*Challenge*.
Copy the items word for word, from the very first line through the line holding "y-tick-label: 12% [35, 212, 62, 226]", both ends included.

(Portion of a data file)
_ _ _ _ _
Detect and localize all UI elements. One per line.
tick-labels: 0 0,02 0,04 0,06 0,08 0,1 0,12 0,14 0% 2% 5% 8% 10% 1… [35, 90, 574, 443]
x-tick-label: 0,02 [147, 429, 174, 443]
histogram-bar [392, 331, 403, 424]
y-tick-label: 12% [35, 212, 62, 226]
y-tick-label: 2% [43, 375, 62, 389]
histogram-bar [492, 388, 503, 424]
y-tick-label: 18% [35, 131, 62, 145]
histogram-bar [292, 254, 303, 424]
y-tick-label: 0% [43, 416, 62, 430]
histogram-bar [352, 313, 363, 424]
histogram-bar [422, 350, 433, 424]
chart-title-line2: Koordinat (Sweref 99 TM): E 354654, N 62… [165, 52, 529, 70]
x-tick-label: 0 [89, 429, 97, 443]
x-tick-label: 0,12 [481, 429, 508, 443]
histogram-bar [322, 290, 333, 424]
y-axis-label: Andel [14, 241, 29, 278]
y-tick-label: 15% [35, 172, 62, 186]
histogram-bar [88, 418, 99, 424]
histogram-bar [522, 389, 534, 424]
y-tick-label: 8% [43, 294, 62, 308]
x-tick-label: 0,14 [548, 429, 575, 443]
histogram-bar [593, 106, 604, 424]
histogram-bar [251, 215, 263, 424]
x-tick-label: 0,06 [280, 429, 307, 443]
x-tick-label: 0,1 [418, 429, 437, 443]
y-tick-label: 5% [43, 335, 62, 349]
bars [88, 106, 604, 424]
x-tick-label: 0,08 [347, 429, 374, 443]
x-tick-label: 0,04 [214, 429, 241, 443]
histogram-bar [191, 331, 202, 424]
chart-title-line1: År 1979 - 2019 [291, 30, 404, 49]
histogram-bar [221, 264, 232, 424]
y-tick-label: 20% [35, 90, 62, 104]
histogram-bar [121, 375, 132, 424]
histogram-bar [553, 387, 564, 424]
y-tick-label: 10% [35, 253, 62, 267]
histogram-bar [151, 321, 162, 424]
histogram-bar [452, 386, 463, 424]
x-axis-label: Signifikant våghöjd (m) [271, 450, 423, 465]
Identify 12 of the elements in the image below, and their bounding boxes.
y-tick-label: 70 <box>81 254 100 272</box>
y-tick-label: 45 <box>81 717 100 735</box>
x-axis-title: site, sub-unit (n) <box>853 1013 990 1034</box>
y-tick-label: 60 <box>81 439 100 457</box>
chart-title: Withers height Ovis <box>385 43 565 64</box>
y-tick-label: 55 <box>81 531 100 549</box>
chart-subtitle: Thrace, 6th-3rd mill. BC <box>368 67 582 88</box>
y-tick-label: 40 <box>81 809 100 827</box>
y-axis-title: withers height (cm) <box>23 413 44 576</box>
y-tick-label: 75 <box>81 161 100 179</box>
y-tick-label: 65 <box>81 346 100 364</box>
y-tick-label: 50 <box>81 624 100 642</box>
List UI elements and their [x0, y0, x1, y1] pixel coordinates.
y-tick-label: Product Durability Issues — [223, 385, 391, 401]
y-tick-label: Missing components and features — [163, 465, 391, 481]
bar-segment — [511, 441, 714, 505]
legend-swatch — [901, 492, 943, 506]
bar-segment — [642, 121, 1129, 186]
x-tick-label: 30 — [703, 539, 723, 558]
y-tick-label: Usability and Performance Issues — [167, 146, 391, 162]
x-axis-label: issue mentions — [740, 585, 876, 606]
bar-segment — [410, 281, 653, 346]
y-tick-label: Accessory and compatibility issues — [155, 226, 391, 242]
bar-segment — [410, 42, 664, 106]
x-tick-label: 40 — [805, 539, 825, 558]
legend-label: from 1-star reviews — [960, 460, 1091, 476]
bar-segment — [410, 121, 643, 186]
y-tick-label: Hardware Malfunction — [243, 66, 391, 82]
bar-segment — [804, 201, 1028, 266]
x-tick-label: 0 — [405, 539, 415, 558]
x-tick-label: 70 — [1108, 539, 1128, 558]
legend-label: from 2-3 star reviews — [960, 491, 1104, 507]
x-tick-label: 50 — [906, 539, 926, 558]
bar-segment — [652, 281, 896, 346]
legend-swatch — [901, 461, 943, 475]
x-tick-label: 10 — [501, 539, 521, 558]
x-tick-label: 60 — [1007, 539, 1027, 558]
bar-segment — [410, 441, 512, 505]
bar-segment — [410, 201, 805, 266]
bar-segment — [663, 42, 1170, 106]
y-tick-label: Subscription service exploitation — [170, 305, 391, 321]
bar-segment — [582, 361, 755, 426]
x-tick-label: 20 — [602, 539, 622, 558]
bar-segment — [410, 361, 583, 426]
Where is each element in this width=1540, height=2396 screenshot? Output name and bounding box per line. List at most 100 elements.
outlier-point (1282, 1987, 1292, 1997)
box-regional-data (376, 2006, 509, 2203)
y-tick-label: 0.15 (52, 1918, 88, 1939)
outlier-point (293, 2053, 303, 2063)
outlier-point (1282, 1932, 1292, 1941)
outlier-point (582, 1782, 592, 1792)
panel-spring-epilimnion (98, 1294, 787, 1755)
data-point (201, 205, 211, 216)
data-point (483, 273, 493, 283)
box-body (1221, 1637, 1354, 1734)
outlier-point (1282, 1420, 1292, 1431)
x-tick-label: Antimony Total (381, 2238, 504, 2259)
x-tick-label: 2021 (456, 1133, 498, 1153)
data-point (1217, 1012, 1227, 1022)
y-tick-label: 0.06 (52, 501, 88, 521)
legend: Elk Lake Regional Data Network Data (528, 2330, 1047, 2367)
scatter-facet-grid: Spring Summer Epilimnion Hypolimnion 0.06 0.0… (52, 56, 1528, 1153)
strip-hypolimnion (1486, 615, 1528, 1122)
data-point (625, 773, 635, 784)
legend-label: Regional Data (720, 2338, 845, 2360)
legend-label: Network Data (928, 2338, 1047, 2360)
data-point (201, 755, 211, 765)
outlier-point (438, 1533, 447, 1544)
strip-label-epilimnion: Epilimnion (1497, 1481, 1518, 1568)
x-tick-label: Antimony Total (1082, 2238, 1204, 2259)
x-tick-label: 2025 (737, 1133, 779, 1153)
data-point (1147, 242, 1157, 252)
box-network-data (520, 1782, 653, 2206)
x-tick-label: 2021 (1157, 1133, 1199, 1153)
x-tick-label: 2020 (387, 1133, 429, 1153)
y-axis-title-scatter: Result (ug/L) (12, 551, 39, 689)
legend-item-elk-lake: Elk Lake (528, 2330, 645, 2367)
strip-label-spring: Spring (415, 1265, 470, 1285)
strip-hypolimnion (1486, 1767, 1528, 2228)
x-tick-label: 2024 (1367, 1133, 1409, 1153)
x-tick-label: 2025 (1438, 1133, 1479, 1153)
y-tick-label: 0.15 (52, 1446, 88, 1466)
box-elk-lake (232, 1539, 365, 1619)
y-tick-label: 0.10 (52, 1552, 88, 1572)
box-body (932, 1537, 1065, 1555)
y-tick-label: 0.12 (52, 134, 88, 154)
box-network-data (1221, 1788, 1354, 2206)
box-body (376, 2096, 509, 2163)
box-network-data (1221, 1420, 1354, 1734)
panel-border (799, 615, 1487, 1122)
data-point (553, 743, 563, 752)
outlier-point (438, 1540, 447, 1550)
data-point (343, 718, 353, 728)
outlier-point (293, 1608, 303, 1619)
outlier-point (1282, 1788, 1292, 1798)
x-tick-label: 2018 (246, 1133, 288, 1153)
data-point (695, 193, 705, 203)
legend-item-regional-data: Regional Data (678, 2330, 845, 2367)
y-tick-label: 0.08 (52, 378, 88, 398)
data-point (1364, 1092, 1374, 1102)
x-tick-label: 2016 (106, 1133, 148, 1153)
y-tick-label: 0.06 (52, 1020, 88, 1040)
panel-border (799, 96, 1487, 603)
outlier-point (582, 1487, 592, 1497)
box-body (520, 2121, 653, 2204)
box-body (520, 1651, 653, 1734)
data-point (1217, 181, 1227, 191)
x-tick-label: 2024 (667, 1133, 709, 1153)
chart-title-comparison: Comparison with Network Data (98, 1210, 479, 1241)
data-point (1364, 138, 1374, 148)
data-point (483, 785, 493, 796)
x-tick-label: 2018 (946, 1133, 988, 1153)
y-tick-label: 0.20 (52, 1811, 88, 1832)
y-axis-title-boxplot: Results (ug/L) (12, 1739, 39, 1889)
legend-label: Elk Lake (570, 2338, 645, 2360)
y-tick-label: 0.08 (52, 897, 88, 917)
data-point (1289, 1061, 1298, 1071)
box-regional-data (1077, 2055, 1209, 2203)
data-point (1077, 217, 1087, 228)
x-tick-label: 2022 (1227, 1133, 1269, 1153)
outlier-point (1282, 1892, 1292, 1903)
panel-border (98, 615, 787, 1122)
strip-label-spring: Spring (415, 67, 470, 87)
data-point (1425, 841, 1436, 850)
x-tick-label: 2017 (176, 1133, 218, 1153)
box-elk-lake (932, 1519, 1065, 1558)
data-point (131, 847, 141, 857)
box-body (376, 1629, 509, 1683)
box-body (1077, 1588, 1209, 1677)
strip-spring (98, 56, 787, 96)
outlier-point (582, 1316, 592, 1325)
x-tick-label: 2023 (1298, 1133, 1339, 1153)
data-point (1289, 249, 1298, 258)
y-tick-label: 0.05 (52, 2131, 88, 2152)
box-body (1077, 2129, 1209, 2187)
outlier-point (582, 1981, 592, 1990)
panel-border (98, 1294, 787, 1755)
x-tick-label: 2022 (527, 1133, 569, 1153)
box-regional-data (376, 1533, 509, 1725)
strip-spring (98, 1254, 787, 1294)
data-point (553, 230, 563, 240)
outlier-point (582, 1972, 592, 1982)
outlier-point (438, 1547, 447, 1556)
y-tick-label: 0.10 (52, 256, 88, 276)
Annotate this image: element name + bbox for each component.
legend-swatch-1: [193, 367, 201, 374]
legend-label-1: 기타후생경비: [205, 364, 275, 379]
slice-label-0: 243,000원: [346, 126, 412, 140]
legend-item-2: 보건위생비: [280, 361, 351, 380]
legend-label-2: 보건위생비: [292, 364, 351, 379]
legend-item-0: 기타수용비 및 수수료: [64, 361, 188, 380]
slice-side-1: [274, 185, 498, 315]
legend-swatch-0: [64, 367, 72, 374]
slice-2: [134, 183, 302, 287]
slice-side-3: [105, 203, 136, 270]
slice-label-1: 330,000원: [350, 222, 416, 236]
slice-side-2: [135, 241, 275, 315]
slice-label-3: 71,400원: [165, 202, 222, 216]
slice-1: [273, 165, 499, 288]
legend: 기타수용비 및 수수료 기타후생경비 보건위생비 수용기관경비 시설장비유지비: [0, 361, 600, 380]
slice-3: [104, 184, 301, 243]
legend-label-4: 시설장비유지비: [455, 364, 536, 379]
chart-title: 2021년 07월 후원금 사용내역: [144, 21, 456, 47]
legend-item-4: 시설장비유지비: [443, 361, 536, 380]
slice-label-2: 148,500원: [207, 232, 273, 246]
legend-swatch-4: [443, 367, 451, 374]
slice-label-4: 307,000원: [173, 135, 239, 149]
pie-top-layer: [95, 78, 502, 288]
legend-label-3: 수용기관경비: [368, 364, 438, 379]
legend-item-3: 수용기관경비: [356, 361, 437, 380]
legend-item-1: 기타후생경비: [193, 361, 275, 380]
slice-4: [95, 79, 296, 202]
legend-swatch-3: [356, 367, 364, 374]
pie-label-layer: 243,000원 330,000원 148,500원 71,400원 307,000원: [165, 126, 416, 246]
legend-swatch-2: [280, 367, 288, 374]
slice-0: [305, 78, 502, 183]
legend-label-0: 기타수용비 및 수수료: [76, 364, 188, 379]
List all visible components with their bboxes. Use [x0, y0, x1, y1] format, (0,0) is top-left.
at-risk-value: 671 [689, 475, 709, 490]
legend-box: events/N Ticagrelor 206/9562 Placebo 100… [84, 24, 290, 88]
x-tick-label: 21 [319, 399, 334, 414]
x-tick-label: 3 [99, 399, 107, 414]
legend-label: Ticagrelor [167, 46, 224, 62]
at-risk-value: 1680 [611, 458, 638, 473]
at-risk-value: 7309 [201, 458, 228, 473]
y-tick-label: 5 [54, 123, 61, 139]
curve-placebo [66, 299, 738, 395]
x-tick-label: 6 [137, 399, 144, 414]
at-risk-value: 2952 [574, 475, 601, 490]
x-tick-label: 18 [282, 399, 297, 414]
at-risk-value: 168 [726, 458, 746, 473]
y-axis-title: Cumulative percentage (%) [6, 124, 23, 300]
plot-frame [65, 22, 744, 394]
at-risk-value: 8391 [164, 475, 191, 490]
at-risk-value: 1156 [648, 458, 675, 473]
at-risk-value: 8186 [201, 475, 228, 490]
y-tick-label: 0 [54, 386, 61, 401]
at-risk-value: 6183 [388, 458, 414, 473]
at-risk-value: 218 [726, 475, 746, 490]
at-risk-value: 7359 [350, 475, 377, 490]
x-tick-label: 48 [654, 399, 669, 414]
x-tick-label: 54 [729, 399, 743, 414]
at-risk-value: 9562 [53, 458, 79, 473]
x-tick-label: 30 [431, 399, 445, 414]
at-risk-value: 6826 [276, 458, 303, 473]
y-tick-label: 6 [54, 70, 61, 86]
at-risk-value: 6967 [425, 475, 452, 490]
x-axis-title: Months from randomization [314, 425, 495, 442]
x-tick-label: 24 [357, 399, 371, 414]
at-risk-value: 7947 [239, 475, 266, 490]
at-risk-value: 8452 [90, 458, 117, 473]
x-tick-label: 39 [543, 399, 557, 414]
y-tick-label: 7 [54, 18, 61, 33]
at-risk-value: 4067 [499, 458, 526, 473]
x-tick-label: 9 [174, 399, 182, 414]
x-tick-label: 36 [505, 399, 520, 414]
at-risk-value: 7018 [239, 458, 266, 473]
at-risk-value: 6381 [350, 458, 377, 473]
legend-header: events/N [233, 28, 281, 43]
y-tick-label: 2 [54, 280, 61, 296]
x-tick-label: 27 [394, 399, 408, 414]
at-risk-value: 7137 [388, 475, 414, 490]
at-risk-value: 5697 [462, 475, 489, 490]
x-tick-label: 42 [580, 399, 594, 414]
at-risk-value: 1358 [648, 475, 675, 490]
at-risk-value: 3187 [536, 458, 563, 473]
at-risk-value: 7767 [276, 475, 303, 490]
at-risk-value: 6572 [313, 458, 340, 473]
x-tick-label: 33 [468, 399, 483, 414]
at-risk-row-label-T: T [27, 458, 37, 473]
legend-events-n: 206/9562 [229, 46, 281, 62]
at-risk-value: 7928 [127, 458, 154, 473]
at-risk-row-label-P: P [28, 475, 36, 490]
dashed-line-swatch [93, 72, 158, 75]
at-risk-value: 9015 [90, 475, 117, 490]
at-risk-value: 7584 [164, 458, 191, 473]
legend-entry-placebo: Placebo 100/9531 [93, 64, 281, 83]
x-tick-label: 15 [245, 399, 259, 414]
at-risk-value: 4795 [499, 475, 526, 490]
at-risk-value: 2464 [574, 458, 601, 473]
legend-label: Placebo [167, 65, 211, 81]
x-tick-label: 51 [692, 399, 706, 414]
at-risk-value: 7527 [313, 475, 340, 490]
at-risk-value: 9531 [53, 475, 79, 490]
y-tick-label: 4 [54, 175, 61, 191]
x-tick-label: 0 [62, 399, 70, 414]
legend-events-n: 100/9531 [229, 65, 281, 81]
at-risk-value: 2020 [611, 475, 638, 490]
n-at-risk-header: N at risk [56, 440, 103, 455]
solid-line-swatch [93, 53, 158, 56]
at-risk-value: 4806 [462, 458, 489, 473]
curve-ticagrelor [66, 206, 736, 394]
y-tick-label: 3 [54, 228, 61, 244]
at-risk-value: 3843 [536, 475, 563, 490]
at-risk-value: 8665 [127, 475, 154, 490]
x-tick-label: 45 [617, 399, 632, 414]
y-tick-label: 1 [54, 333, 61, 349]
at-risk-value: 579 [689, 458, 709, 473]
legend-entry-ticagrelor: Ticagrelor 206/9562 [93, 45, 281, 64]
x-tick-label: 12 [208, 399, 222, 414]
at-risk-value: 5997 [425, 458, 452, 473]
_ _ _ _ _
*Solution to this problem*.
Detect and localize all UI elements. One per line.
tick-labels: 0 0,02 0,04 0,06 0,08 0,1 0,12 0,14 0% 2% 5% 8% 10% 1… [35, 90, 574, 443]
x-tick-label: 0,02 [147, 429, 174, 443]
histogram-bar [392, 331, 403, 424]
y-tick-label: 12% [35, 212, 62, 226]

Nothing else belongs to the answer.